--- start SOURCE MATERIAL ---

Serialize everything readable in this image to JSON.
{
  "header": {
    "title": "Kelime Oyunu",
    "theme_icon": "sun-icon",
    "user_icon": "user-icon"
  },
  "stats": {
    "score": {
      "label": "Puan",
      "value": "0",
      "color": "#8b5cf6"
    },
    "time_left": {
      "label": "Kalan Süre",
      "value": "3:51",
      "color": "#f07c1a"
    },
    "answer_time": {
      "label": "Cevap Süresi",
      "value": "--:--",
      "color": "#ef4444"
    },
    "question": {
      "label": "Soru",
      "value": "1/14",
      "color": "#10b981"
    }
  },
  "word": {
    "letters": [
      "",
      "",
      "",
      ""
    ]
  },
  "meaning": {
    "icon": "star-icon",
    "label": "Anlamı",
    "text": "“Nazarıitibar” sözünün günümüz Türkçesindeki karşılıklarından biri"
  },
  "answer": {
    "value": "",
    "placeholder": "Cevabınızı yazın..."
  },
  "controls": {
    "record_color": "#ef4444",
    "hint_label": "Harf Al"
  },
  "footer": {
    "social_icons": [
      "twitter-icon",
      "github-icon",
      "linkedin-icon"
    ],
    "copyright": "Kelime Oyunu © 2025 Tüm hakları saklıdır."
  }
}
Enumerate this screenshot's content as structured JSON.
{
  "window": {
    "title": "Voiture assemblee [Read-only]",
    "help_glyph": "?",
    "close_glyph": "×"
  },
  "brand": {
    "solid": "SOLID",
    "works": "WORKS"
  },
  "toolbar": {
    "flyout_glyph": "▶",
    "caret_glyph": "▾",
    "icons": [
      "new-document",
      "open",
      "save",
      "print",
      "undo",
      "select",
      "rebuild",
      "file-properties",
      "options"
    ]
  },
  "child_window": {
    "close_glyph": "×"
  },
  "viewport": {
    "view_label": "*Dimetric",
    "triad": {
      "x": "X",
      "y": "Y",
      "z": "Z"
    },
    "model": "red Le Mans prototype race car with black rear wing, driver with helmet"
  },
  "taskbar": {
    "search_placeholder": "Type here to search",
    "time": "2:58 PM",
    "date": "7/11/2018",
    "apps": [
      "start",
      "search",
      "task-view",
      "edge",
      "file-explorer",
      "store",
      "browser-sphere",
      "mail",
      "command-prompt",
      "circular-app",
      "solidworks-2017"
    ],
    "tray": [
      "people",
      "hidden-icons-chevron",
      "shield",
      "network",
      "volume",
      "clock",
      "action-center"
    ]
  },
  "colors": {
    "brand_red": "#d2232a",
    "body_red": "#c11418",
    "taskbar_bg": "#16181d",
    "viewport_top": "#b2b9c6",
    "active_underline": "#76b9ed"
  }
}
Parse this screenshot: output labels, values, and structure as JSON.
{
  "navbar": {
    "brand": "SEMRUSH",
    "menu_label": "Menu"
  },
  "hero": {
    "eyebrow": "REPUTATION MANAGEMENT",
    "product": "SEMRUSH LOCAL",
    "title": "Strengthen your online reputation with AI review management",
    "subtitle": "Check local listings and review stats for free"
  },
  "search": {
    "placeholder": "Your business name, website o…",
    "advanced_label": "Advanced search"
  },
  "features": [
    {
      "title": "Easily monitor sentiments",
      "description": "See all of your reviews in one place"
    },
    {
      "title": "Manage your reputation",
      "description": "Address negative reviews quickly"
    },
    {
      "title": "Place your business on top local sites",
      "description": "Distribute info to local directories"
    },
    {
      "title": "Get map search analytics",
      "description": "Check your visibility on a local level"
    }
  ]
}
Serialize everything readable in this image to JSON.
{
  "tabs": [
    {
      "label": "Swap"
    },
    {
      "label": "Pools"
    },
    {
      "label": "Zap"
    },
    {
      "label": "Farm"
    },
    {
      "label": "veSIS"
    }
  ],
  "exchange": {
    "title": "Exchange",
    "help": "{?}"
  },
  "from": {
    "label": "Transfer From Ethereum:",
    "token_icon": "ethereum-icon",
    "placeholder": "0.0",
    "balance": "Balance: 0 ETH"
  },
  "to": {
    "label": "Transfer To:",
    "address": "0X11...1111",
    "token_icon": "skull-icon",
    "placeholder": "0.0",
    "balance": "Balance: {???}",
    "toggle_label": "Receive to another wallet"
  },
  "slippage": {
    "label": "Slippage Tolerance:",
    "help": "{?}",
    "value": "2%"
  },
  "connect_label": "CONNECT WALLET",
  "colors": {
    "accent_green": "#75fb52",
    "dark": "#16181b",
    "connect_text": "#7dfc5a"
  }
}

--- end SOURCE MATERIAL ---

WHAT IS EXPECTED:
Give back each line above precisely as it stands.

WRITTEN ANSWER:
Serialize everything readable in this image to JSON.
{
  "header": {
    "title": "Kelime Oyunu",
    "theme_icon": "sun-icon",
    "user_icon": "user-icon"
  },
  "stats": {
    "score": {
      "label": "Puan",
      "value": "0",
      "color": "#8b5cf6"
    },
    "time_left": {
      "label": "Kalan Süre",
      "value": "3:51",
      "color": "#f07c1a"
    },
    "answer_time": {
      "label": "Cevap Süresi",
      "value": "--:--",
      "color": "#ef4444"
    },
    "question": {
      "label": "Soru",
      "value": "1/14",
      "color": "#10b981"
    }
  },
  "word": {
    "letters": [
      "",
      "",
      "",
      ""
    ]
  },
  "meaning": {
    "icon": "star-icon",
    "label": "Anlamı",
    "text": "“Nazarıitibar” sözünün günümüz Türkçesindeki karşılıklarından biri"
  },
  "answer": {
    "value": "",
    "placeholder": "Cevabınızı yazın..."
  },
  "controls": {
    "record_color": "#ef4444",
    "hint_label": "Harf Al"
  },
  "footer": {
    "social_icons": [
      "twitter-icon",
      "github-icon",
      "linkedin-icon"
    ],
    "copyright": "Kelime Oyunu © 2025 Tüm hakları saklıdır."
  }
}
Enumerate this screenshot's content as structured JSON.
{
  "window": {
    "title": "Voiture assemblee [Read-only]",
    "help_glyph": "?",
    "close_glyph": "×"
  },
  "brand": {
    "solid": "SOLID",
    "works": "WORKS"
  },
  "toolbar": {
    "flyout_glyph": "▶",
    "caret_glyph": "▾",
    "icons": [
      "new-document",
      "open",
      "save",
      "print",
      "undo",
      "select",
      "rebuild",
      "file-properties",
      "options"
    ]
  },
  "child_window": {
    "close_glyph": "×"
  },
  "viewport": {
    "view_label": "*Dimetric",
    "triad": {
      "x": "X",
      "y": "Y",
      "z": "Z"
    },
    "model": "red Le Mans prototype race car with black rear wing, driver with helmet"
  },
  "taskbar": {
    "search_placeholder": "Type here to search",
    "time": "2:58 PM",
    "date": "7/11/2018",
    "apps": [
      "start",
      "search",
      "task-view",
      "edge",
      "file-explorer",
      "store",
      "browser-sphere",
      "mail",
      "command-prompt",
      "circular-app",
      "solidworks-2017"
    ],
    "tray": [
      "people",
      "hidden-icons-chevron",
      "shield",
      "network",
      "volume",
      "clock",
      "action-center"
    ]
  },
  "colors": {
    "brand_red": "#d2232a",
    "body_red": "#c11418",
    "taskbar_bg": "#16181d",
    "viewport_top": "#b2b9c6",
    "active_underline": "#76b9ed"
  }
}
Parse this screenshot: output labels, values, and structure as JSON.
{
  "navbar": {
    "brand": "SEMRUSH",
    "menu_label": "Menu"
  },
  "hero": {
    "eyebrow": "REPUTATION MANAGEMENT",
    "product": "SEMRUSH LOCAL",
    "title": "Strengthen your online reputation with AI review management",
    "subtitle": "Check local listings and review stats for free"
  },
  "search": {
    "placeholder": "Your business name, website o…",
    "advanced_label": "Advanced search"
  },
  "features": [
    {
      "title": "Easily monitor sentiments",
      "description": "See all of your reviews in one place"
    },
    {
      "title": "Manage your reputation",
      "description": "Address negative reviews quickly"
    },
    {
      "title": "Place your business on top local sites",
      "description": "Distribute info to local directories"
    },
    {
      "title": "Get map search analytics",
      "description": "Check your visibility on a local level"
    }
  ]
}
Serialize everything readable in this image to JSON.
{
  "tabs": [
    {
      "label": "Swap"
    },
    {
      "label": "Pools"
    },
    {
      "label": "Zap"
    },
    {
      "label": "Farm"
    },
    {
      "label": "veSIS"
    }
  ],
  "exchange": {
    "title": "Exchange",
    "help": "{?}"
  },
  "from": {
    "label": "Transfer From Ethereum:",
    "token_icon": "ethereum-icon",
    "placeholder": "0.0",
    "balance": "Balance: 0 ETH"
  },
  "to": {
    "label": "Transfer To:",
    "address": "0X11...1111",
    "token_icon": "skull-icon",
    "placeholder": "0.0",
    "balance": "Balance: {???}",
    "toggle_label": "Receive to another wallet"
  },
  "slippage": {
    "label": "Slippage Tolerance:",
    "help": "{?}",
    "value": "2%"
  },
  "connect_label": "CONNECT WALLET",
  "colors": {
    "accent_green": "#75fb52",
    "dark": "#16181b",
    "connect_text": "#7dfc5a"
  }
}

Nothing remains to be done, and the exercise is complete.